• Material provided
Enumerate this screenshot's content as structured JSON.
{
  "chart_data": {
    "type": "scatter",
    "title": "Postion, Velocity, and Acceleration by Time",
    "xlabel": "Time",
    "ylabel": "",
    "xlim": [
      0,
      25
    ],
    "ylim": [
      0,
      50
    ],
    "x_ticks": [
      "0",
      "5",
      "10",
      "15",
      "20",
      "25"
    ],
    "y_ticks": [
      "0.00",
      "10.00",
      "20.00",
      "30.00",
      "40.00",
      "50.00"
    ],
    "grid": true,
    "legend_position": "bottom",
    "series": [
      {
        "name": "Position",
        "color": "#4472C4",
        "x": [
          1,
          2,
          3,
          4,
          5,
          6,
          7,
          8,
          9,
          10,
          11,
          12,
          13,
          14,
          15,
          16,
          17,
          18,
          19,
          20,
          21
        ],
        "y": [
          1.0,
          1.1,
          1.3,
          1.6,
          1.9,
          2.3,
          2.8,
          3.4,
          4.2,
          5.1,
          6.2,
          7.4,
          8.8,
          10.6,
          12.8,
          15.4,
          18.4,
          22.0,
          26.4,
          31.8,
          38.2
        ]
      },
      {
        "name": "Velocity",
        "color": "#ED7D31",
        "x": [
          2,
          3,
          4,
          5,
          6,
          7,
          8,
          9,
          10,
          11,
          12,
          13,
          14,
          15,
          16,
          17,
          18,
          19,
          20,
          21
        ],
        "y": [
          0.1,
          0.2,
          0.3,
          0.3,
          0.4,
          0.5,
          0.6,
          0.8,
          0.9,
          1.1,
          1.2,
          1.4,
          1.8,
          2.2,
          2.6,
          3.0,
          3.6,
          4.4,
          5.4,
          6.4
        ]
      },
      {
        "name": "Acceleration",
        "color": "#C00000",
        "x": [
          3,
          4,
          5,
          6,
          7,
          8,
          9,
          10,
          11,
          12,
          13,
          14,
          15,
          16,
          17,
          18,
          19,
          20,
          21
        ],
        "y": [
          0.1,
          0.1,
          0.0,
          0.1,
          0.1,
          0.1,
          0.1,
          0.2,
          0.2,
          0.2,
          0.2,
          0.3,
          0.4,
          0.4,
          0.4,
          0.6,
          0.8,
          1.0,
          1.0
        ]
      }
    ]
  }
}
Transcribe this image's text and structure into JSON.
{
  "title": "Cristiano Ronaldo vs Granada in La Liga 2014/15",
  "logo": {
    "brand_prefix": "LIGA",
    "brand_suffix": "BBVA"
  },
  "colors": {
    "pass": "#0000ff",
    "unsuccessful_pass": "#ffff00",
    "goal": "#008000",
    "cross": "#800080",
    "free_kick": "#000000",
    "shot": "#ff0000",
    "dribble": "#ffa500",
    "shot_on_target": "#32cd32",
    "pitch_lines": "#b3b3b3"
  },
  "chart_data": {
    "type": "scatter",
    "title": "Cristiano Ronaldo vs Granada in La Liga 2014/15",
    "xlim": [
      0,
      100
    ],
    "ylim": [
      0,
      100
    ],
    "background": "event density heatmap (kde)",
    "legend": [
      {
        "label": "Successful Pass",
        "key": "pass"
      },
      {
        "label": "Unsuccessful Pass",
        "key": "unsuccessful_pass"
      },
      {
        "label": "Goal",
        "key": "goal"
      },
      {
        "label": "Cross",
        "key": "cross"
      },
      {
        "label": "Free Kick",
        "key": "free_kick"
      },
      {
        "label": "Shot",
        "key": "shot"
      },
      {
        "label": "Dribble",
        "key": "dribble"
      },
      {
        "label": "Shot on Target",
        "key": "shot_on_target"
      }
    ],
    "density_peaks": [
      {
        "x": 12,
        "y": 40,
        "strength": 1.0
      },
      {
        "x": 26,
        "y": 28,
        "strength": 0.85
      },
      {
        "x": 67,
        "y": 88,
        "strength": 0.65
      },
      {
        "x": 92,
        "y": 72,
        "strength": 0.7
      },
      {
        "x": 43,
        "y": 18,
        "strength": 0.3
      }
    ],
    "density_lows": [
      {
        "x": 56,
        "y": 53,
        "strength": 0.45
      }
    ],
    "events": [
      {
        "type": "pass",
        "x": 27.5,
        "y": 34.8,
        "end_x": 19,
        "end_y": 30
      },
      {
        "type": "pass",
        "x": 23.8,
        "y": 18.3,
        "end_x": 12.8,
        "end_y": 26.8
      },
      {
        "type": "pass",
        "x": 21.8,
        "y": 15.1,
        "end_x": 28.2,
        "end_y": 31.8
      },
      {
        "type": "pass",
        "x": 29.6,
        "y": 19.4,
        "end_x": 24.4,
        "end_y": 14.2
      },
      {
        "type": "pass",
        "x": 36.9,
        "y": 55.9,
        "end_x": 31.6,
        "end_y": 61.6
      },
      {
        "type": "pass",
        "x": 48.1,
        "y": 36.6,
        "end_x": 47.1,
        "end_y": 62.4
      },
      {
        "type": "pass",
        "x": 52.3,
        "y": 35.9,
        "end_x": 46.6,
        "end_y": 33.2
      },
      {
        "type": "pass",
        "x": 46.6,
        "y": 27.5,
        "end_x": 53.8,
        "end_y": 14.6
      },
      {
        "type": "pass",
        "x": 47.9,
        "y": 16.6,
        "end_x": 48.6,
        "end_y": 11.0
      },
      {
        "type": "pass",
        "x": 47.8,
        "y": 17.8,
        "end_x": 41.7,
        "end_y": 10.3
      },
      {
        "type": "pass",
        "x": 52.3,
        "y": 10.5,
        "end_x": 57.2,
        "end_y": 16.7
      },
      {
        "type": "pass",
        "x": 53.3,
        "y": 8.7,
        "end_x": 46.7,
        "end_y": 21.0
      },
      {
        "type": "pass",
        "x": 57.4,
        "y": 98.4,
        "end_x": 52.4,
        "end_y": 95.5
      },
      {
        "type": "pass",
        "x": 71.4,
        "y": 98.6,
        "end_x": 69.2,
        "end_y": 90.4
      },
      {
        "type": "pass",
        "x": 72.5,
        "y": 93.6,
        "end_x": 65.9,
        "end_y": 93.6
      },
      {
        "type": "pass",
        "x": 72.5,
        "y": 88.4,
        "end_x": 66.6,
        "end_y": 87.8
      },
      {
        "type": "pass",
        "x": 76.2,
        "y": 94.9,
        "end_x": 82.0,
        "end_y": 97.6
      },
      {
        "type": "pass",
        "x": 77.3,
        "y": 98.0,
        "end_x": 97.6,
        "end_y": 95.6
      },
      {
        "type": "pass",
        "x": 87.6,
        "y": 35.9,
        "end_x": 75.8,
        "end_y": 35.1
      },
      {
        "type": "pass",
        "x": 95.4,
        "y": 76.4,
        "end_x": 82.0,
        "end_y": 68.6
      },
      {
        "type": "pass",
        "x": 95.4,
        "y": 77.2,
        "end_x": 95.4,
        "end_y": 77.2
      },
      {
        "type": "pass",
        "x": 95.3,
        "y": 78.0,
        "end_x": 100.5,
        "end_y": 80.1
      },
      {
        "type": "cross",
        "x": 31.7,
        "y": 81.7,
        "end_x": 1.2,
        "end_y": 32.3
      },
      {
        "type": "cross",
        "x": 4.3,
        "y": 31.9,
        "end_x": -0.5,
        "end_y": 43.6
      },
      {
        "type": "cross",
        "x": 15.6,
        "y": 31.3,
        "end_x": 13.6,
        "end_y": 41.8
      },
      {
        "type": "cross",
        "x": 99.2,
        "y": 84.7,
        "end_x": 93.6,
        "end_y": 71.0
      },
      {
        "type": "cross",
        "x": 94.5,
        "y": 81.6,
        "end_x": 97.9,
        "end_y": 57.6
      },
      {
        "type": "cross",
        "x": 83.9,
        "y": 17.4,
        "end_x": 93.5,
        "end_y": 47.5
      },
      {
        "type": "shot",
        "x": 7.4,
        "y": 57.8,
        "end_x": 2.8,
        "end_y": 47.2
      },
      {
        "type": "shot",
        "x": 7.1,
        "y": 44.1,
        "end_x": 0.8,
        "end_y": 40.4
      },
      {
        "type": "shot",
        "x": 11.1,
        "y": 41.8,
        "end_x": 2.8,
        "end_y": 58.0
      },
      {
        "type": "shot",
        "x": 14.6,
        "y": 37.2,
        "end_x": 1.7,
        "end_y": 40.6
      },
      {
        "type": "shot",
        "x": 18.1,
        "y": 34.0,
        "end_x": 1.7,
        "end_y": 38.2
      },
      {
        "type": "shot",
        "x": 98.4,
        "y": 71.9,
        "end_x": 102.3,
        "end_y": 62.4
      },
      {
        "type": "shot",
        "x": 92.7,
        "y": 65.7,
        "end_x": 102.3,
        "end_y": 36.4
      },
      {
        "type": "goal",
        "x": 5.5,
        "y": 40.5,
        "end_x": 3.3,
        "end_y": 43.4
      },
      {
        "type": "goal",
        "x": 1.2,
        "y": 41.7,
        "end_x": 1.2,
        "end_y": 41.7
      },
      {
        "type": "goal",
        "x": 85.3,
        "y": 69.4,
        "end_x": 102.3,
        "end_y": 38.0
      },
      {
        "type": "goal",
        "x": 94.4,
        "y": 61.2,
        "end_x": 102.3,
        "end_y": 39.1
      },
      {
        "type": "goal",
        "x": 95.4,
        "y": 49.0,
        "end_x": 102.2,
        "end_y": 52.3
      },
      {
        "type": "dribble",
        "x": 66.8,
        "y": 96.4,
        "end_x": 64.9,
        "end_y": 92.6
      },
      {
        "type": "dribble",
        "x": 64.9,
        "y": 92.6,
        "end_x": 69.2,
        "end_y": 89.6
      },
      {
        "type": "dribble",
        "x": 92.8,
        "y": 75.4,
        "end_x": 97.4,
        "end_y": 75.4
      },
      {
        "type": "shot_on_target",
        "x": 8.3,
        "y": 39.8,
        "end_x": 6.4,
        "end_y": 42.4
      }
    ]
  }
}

• Exercise
Identify each line of the material where the word "Acceleration" shows up, and copy it.

• Solution to the problem
    "title": "Postion, Velocity, and Acceleration by Time",
        "name": "Acceleration",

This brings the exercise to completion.